- [Prompt]: Note how many lines in the entries contain the string "quistare", then give that number and nothing else.

- [Exercise input]:
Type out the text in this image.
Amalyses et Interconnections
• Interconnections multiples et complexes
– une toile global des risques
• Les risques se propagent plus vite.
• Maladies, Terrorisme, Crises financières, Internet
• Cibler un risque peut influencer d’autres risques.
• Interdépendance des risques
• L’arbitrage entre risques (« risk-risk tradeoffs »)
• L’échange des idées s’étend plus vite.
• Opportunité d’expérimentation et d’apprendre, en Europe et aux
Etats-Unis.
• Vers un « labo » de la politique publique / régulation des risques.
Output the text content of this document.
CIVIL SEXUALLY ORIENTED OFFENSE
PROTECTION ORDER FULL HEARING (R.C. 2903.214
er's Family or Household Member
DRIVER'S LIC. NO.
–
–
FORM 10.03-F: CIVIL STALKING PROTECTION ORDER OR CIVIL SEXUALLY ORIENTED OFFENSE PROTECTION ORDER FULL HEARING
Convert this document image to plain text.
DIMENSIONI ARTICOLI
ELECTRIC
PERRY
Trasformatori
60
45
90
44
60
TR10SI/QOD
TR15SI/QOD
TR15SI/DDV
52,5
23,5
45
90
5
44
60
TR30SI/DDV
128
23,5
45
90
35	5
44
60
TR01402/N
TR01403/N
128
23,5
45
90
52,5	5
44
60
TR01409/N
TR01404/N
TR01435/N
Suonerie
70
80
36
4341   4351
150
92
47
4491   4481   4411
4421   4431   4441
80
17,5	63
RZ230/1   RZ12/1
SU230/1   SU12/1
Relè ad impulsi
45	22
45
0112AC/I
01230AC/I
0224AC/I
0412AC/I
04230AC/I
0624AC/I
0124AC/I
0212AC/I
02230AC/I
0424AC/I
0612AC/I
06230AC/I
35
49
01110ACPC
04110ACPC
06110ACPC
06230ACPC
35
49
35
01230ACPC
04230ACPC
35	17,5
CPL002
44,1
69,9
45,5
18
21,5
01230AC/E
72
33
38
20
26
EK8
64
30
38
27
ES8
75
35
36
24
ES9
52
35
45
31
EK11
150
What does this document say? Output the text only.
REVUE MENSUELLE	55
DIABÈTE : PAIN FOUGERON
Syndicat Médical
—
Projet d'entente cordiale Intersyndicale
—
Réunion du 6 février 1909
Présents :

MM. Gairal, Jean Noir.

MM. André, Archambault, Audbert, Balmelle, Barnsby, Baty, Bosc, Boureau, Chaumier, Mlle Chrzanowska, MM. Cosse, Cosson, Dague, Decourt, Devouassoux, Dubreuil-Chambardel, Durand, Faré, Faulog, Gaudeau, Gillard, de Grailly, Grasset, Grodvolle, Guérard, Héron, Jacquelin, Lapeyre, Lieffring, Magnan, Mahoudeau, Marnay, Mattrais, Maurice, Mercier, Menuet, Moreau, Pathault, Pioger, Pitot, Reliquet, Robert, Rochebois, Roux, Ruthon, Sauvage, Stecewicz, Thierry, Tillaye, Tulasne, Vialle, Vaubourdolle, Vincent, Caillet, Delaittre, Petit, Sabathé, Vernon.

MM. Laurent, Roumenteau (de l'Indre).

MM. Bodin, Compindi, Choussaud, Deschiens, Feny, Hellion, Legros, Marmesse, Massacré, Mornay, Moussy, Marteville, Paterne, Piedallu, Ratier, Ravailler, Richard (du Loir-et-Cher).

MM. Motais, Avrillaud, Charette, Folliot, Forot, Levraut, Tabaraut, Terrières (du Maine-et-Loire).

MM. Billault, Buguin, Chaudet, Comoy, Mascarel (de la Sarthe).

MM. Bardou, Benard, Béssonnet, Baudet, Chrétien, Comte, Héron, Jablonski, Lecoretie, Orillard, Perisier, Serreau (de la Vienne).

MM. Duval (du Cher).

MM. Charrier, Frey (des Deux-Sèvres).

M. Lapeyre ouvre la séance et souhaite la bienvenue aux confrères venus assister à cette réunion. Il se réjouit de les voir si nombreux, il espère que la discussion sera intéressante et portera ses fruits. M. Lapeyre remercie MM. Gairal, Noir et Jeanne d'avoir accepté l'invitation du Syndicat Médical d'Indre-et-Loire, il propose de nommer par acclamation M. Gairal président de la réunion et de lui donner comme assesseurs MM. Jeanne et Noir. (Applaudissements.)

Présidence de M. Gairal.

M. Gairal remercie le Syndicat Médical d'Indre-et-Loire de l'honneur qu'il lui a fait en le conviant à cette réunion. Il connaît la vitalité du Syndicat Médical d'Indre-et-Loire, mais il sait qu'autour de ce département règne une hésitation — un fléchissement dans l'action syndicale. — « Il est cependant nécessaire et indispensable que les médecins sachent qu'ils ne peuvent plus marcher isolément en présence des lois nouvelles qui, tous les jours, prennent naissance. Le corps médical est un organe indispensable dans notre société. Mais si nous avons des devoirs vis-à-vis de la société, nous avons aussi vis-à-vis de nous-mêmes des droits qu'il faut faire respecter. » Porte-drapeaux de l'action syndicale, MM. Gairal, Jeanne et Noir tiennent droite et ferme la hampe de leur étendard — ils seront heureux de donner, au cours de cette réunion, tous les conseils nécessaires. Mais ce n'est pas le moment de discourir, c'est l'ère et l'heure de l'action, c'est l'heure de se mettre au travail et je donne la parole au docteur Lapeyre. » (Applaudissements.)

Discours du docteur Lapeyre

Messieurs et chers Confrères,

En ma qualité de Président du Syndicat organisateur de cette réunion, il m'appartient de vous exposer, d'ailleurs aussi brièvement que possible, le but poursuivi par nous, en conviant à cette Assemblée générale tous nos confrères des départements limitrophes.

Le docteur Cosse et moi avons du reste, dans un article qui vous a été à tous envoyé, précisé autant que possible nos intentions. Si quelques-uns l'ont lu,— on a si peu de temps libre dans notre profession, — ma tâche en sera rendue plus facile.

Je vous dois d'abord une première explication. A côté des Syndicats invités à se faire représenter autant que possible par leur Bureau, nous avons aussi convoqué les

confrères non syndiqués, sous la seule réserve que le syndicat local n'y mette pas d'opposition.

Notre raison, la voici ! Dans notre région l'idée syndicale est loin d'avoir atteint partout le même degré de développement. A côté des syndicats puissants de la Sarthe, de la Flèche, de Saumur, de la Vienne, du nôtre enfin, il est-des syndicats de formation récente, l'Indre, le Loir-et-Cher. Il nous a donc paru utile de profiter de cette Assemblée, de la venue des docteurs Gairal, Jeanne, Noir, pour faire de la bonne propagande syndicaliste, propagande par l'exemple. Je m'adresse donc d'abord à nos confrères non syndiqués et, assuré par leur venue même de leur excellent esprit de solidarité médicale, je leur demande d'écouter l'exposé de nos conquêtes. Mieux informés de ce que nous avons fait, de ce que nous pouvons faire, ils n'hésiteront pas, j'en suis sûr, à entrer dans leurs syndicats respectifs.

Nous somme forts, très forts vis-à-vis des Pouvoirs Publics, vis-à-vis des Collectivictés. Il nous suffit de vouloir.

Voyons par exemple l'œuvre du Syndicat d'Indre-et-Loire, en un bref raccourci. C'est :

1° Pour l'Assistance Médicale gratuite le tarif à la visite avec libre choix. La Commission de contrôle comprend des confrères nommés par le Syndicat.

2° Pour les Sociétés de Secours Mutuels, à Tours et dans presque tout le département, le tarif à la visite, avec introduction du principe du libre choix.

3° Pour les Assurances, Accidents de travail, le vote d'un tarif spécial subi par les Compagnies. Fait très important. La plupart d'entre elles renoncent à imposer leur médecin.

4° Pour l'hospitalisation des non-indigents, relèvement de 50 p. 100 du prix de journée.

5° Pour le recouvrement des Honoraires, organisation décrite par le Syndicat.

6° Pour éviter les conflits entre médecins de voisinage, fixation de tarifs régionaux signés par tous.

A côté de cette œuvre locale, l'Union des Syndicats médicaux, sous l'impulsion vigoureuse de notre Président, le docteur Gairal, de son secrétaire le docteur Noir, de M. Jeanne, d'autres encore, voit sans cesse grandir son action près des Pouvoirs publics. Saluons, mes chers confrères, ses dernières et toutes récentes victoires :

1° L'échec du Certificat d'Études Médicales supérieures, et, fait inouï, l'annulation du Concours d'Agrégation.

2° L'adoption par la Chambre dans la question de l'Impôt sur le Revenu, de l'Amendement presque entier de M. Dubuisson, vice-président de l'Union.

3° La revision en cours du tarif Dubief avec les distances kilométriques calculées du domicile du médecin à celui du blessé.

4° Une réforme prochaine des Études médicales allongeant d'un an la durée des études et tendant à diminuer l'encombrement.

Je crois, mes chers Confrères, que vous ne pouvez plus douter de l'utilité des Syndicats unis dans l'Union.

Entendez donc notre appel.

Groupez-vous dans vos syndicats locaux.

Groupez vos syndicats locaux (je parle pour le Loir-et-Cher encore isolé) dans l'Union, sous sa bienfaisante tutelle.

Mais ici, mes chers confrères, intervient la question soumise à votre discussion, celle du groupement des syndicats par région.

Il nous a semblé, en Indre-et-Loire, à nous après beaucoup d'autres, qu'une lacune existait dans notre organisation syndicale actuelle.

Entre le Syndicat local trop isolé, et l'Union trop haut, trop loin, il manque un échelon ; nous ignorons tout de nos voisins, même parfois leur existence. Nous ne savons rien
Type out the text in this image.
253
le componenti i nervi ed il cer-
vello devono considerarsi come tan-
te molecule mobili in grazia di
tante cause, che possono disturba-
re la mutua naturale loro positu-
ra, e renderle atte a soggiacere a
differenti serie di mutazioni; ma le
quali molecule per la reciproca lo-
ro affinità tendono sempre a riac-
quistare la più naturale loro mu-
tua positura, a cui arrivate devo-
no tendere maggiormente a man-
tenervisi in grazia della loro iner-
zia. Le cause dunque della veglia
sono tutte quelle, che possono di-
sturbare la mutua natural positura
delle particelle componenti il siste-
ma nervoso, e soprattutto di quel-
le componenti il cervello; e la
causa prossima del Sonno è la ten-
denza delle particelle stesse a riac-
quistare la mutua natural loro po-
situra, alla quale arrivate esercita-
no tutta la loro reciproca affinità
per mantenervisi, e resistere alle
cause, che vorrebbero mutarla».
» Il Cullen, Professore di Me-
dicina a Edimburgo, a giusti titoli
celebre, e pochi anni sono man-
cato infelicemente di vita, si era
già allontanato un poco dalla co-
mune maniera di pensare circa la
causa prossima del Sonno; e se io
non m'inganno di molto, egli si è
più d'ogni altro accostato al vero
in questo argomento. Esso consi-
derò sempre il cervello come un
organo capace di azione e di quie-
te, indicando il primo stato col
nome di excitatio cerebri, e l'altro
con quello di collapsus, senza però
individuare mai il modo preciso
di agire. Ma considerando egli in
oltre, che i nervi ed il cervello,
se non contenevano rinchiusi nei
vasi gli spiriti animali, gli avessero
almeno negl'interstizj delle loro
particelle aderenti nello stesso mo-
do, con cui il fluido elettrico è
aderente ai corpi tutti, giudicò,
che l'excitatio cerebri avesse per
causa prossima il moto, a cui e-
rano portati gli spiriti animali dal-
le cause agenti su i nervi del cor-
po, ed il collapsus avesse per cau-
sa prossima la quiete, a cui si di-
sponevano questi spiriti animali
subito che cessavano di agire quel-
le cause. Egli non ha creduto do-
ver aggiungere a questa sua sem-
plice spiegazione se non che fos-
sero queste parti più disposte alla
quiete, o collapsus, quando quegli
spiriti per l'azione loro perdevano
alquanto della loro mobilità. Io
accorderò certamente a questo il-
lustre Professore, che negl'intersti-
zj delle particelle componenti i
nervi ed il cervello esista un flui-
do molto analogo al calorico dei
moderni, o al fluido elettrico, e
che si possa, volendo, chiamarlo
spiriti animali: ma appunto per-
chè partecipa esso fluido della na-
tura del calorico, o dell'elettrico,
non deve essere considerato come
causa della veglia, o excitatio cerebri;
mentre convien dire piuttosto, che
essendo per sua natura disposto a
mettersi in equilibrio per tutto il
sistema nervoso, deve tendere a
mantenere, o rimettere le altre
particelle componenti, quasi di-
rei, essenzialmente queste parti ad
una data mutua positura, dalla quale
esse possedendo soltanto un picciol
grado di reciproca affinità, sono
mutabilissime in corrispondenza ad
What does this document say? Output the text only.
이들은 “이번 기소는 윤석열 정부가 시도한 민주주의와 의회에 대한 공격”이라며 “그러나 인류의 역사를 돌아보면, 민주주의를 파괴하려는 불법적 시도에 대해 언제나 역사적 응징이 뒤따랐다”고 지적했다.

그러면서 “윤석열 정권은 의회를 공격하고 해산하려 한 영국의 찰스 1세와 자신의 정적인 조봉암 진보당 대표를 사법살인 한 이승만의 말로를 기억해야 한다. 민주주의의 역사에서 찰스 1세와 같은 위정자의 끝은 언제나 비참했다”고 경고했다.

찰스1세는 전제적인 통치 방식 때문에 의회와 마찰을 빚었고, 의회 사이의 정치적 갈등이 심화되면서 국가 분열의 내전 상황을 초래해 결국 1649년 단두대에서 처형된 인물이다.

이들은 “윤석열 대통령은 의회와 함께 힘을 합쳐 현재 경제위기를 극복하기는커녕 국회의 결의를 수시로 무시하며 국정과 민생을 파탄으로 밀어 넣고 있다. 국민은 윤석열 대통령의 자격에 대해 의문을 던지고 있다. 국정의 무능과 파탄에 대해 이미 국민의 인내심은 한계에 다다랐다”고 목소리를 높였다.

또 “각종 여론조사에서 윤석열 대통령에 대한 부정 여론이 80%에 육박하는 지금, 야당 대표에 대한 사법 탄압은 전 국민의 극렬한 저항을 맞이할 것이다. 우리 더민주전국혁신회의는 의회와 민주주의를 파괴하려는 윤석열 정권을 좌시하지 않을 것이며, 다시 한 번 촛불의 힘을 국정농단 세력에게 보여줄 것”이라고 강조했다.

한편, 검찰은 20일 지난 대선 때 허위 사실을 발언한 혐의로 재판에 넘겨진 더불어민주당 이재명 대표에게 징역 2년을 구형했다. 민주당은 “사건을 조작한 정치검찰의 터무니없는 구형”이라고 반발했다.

- [Output of the task]: 2